**Task objective**
Your task is to copy each line that has the word "государственную".

━━━

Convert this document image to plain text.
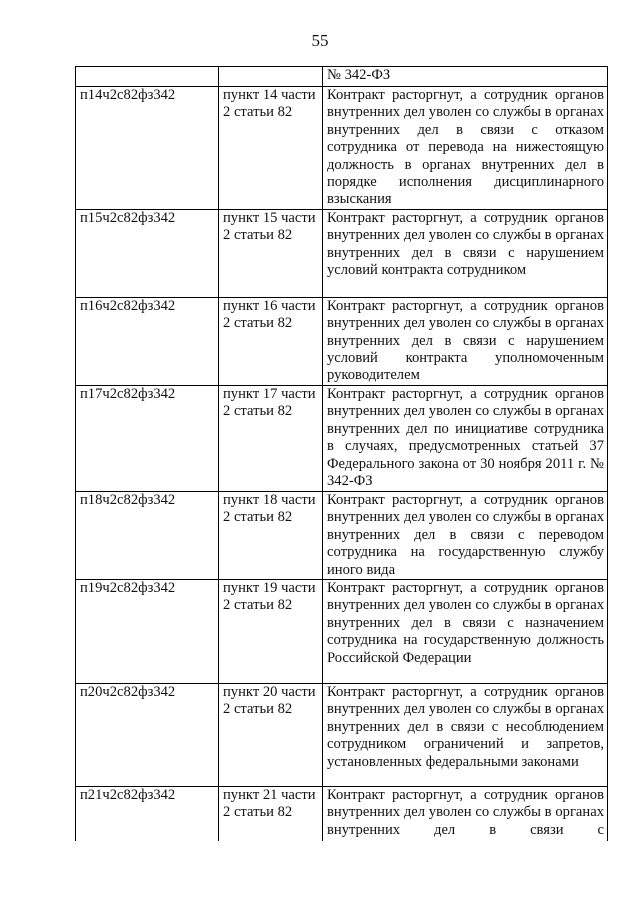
55
		№ 342-ФЗ
п14ч2с82фз342	пункт 14 части 2 статьи 82	Контракт расторгнут, а сотрудник органов внутренних дел уволен со службы в органах внутренних дел в связи с отказом сотрудника от перевода на нижестоящую должность в органах внутренних дел в порядке исполнения дисциплинарного взыскания
п15ч2с82фз342	пункт 15 части 2 статьи 82	Контракт расторгнут, а сотрудник органов внутренних дел уволен со службы в органах внутренних дел в связи с нарушением условий контракта сотрудником
п16ч2с82фз342	пункт 16 части 2 статьи 82	Контракт расторгнут, а сотрудник органов внутренних дел уволен со службы в органах внутренних дел в связи с нарушением условий контракта уполномоченным руководителем
п17ч2с82фз342	пункт 17 части 2 статьи 82	Контракт расторгнут, а сотрудник органов внутренних дел уволен со службы в органах внутренних дел по инициативе сотрудника в случаях, предусмотренных статьей 37 Федерального закона от 30 ноября 2011 г. № 342-ФЗ
п18ч2с82фз342	пункт 18 части 2 статьи 82	Контракт расторгнут, а сотрудник органов внутренних дел уволен со службы в органах внутренних дел в связи с переводом сотрудника на государственную службу иного вида
п19ч2с82фз342	пункт 19 части 2 статьи 82	Контракт расторгнут, а сотрудник органов внутренних дел уволен со службы в органах внутренних дел в связи с назначением сотрудника на государственную должность Российской Федерации
п20ч2с82фз342	пункт 20 части 2 статьи 82	Контракт расторгнут, а сотрудник органов внутренних дел уволен со службы в органах внутренних дел в связи с несоблюдением сотрудником ограничений и запретов, установленных федеральными законами
п21ч2с82фз342	пункт 21 части 2 статьи 82	Контракт расторгнут, а сотрудник органов внутренних дел уволен со службы в органах внутренних дел в связи с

━━━

**Task response**
п18ч2с82фз342	пункт 18 части 2 статьи 82	Контракт расторгнут, а сотрудник органов внутренних дел уволен со службы в органах внутренних дел в связи с переводом сотрудника на государственную службу иного вида
п19ч2с82фз342	пункт 19 части 2 статьи 82	Контракт расторгнут, а сотрудник органов внутренних дел уволен со службы в органах внутренних дел в связи с назначением сотрудника на государственную должность Российской Федерации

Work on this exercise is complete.